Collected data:
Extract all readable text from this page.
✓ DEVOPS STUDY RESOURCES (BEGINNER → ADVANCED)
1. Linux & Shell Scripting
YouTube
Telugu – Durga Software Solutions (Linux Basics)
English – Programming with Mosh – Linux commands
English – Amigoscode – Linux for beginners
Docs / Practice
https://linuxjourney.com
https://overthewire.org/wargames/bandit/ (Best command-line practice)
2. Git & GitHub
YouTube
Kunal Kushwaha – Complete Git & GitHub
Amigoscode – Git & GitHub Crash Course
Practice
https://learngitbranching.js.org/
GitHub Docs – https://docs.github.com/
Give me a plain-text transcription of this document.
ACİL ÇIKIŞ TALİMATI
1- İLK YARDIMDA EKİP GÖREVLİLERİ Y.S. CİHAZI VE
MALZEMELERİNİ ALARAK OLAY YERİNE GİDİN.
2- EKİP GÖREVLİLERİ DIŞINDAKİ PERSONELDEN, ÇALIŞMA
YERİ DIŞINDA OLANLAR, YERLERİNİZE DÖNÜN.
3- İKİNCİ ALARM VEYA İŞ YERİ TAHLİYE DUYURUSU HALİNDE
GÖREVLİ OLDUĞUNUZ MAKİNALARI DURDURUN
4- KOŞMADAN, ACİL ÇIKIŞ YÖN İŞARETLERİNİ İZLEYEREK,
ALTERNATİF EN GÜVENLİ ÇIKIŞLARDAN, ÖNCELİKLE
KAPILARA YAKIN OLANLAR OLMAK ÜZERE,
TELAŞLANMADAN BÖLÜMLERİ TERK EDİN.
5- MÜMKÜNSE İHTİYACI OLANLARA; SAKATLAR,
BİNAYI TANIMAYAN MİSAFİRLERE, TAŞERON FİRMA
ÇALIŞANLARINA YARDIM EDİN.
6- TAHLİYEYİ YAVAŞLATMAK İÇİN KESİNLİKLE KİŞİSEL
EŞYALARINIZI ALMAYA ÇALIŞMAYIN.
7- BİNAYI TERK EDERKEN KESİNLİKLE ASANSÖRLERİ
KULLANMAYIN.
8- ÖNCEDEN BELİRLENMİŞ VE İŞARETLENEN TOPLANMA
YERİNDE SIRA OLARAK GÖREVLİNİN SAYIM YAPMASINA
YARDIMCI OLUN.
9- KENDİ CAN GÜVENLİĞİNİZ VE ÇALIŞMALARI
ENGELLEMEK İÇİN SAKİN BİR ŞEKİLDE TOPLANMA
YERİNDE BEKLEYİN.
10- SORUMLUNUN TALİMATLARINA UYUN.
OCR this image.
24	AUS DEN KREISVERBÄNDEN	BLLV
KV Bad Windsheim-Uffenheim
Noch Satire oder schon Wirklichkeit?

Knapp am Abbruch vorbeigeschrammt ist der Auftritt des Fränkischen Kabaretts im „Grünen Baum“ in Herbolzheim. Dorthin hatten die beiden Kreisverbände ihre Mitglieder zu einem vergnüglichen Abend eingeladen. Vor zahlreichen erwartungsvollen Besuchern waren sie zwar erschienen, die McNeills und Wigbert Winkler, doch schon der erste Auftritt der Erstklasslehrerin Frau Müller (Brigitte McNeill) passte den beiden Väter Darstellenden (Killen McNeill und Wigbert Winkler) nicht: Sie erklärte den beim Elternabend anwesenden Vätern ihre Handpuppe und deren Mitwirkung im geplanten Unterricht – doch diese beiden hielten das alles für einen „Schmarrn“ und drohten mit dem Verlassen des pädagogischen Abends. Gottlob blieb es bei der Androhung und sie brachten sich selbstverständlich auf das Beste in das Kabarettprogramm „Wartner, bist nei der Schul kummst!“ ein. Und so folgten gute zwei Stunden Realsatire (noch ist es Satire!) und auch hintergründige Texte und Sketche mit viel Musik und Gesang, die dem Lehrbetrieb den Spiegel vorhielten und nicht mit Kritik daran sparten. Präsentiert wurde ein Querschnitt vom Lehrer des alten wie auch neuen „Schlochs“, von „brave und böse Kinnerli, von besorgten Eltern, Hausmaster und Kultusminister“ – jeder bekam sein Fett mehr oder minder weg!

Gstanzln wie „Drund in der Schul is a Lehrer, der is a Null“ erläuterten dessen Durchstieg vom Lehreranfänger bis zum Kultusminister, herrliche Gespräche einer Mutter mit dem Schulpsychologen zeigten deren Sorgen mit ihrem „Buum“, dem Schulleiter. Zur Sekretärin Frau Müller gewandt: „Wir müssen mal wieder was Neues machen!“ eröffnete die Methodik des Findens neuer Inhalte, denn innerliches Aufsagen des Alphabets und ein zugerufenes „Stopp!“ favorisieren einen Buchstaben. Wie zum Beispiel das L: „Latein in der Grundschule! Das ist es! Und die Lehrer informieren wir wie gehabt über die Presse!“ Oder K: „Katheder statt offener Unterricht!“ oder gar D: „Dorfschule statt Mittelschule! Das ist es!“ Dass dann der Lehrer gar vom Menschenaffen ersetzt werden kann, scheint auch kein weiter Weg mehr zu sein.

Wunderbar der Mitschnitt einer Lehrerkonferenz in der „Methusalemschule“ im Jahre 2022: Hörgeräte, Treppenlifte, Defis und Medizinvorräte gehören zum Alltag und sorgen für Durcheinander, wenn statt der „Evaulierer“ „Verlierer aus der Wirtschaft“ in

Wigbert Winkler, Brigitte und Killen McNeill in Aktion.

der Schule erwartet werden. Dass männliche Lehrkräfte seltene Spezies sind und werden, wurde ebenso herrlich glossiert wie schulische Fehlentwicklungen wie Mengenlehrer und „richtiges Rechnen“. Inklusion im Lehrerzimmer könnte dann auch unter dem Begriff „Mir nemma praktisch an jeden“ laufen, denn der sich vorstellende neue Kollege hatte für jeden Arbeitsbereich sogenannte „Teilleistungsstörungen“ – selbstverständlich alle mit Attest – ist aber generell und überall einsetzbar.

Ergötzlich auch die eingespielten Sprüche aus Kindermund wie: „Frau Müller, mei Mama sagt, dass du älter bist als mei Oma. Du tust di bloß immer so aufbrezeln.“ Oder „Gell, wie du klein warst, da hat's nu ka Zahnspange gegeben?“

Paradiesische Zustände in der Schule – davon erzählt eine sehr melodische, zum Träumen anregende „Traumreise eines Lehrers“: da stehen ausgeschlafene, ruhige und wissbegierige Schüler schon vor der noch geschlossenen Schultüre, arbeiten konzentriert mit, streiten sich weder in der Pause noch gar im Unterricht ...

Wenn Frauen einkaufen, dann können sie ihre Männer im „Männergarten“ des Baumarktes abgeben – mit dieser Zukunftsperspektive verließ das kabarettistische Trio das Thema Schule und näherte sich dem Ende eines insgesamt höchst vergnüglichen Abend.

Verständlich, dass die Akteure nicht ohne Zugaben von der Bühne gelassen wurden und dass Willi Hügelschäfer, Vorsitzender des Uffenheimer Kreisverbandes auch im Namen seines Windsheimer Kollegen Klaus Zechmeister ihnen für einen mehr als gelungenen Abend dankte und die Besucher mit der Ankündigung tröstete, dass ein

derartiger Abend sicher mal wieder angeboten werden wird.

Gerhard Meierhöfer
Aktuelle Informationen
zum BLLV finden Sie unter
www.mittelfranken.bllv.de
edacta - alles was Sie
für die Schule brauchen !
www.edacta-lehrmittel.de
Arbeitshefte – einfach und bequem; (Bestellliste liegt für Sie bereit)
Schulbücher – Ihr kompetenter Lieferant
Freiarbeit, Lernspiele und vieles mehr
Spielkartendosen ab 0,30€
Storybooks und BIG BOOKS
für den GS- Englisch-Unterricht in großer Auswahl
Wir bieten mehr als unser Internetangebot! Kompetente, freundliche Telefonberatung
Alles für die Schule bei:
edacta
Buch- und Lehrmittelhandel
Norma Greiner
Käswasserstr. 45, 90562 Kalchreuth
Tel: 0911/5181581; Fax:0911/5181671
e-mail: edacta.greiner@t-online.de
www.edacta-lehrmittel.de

What you need to do: From the data, list each line in which the string "this" appears.

Solution:
Extract all readable text from this page.
Give me a plain-text transcription of this document.
OCR this image.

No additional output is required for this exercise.